• [What you should do]: Reproduce the listing below verbatim.

START

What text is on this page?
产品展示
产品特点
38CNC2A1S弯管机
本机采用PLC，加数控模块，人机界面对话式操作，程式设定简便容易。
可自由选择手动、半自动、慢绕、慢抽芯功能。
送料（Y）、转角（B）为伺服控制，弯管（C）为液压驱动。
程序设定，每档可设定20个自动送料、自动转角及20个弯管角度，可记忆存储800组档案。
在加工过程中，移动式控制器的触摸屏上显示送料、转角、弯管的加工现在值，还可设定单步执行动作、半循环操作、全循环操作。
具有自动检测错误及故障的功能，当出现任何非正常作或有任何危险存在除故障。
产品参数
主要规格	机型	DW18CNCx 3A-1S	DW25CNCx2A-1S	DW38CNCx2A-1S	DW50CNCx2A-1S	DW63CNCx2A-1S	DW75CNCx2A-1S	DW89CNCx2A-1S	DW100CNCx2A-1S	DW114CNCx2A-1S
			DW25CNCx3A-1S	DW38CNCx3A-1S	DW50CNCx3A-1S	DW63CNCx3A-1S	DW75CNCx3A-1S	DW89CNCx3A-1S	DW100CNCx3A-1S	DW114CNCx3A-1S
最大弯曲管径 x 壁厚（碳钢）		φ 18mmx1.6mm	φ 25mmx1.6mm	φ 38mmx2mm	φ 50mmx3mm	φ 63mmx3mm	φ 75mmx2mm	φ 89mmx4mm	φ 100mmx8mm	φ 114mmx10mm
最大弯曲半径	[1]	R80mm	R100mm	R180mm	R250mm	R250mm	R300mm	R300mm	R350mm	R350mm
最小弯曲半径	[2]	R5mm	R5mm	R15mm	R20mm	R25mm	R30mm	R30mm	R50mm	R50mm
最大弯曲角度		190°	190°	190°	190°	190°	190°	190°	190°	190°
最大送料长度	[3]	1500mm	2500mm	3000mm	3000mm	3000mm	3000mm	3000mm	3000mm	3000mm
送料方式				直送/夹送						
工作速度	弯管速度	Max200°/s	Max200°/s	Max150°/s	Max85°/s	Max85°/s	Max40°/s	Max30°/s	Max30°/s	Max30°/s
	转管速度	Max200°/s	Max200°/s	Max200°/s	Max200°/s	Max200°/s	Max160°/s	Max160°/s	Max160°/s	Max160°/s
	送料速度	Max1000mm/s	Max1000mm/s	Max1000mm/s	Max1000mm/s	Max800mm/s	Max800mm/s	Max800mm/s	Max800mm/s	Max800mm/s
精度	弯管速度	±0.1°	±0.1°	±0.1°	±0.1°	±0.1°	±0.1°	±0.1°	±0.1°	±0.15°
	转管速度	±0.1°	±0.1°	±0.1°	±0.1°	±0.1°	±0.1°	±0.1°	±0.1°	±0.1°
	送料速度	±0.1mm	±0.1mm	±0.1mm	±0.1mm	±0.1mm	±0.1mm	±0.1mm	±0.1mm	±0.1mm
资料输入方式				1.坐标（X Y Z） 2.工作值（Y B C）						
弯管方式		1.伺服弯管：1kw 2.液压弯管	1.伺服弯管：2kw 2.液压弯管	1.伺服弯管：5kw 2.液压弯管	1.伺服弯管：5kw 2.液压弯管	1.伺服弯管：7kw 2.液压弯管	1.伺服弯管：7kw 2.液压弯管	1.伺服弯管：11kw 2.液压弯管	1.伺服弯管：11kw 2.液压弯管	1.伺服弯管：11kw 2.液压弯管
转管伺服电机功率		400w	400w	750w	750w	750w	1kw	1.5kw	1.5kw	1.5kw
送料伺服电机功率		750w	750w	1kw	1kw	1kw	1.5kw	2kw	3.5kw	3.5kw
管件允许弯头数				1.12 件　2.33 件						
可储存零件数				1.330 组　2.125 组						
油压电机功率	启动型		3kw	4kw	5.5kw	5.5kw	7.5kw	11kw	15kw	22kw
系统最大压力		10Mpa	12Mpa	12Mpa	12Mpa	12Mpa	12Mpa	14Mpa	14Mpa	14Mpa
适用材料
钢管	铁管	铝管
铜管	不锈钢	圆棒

END

• [Full solution]:
What text is on this page?
产品展示
产品特点
38CNC2A1S弯管机
本机采用PLC，加数控模块，人机界面对话式操作，程式设定简便容易。
可自由选择手动、半自动、慢绕、慢抽芯功能。
送料（Y）、转角（B）为伺服控制，弯管（C）为液压驱动。
程序设定，每档可设定20个自动送料、自动转角及20个弯管角度，可记忆存储800组档案。
在加工过程中，移动式控制器的触摸屏上显示送料、转角、弯管的加工现在值，还可设定单步执行动作、半循环操作、全循环操作。
具有自动检测错误及故障的功能，当出现任何非正常作或有任何危险存在除故障。
产品参数
主要规格	机型	DW18CNCx 3A-1S	DW25CNCx2A-1S	DW38CNCx2A-1S	DW50CNCx2A-1S	DW63CNCx2A-1S	DW75CNCx2A-1S	DW89CNCx2A-1S	DW100CNCx2A-1S	DW114CNCx2A-1S
			DW25CNCx3A-1S	DW38CNCx3A-1S	DW50CNCx3A-1S	DW63CNCx3A-1S	DW75CNCx3A-1S	DW89CNCx3A-1S	DW100CNCx3A-1S	DW114CNCx3A-1S
最大弯曲管径 x 壁厚（碳钢）		φ 18mmx1.6mm	φ 25mmx1.6mm	φ 38mmx2mm	φ 50mmx3mm	φ 63mmx3mm	φ 75mmx2mm	φ 89mmx4mm	φ 100mmx8mm	φ 114mmx10mm
最大弯曲半径	[1]	R80mm	R100mm	R180mm	R250mm	R250mm	R300mm	R300mm	R350mm	R350mm
最小弯曲半径	[2]	R5mm	R5mm	R15mm	R20mm	R25mm	R30mm	R30mm	R50mm	R50mm
最大弯曲角度		190°	190°	190°	190°	190°	190°	190°	190°	190°
最大送料长度	[3]	1500mm	2500mm	3000mm	3000mm	3000mm	3000mm	3000mm	3000mm	3000mm
送料方式				直送/夹送						
工作速度	弯管速度	Max200°/s	Max200°/s	Max150°/s	Max85°/s	Max85°/s	Max40°/s	Max30°/s	Max30°/s	Max30°/s
	转管速度	Max200°/s	Max200°/s	Max200°/s	Max200°/s	Max200°/s	Max160°/s	Max160°/s	Max160°/s	Max160°/s
	送料速度	Max1000mm/s	Max1000mm/s	Max1000mm/s	Max1000mm/s	Max800mm/s	Max800mm/s	Max800mm/s	Max800mm/s	Max800mm/s
精度	弯管速度	±0.1°	±0.1°	±0.1°	±0.1°	±0.1°	±0.1°	±0.1°	±0.1°	±0.15°
	转管速度	±0.1°	±0.1°	±0.1°	±0.1°	±0.1°	±0.1°	±0.1°	±0.1°	±0.1°
	送料速度	±0.1mm	±0.1mm	±0.1mm	±0.1mm	±0.1mm	±0.1mm	±0.1mm	±0.1mm	±0.1mm
资料输入方式				1.坐标（X Y Z） 2.工作值（Y B C）						
弯管方式		1.伺服弯管：1kw 2.液压弯管	1.伺服弯管：2kw 2.液压弯管	1.伺服弯管：5kw 2.液压弯管	1.伺服弯管：5kw 2.液压弯管	1.伺服弯管：7kw 2.液压弯管	1.伺服弯管：7kw 2.液压弯管	1.伺服弯管：11kw 2.液压弯管	1.伺服弯管：11kw 2.液压弯管	1.伺服弯管：11kw 2.液压弯管
转管伺服电机功率		400w	400w	750w	750w	750w	1kw	1.5kw	1.5kw	1.5kw
送料伺服电机功率		750w	750w	1kw	1kw	1kw	1.5kw	2kw	3.5kw	3.5kw
管件允许弯头数				1.12 件　2.33 件						
可储存零件数				1.330 组　2.125 组						
油压电机功率	启动型		3kw	4kw	5.5kw	5.5kw	7.5kw	11kw	15kw	22kw
系统最大压力		10Mpa	12Mpa	12Mpa	12Mpa	12Mpa	12Mpa	14Mpa	14Mpa	14Mpa
适用材料
钢管	铁管	铝管
铜管	不锈钢	圆棒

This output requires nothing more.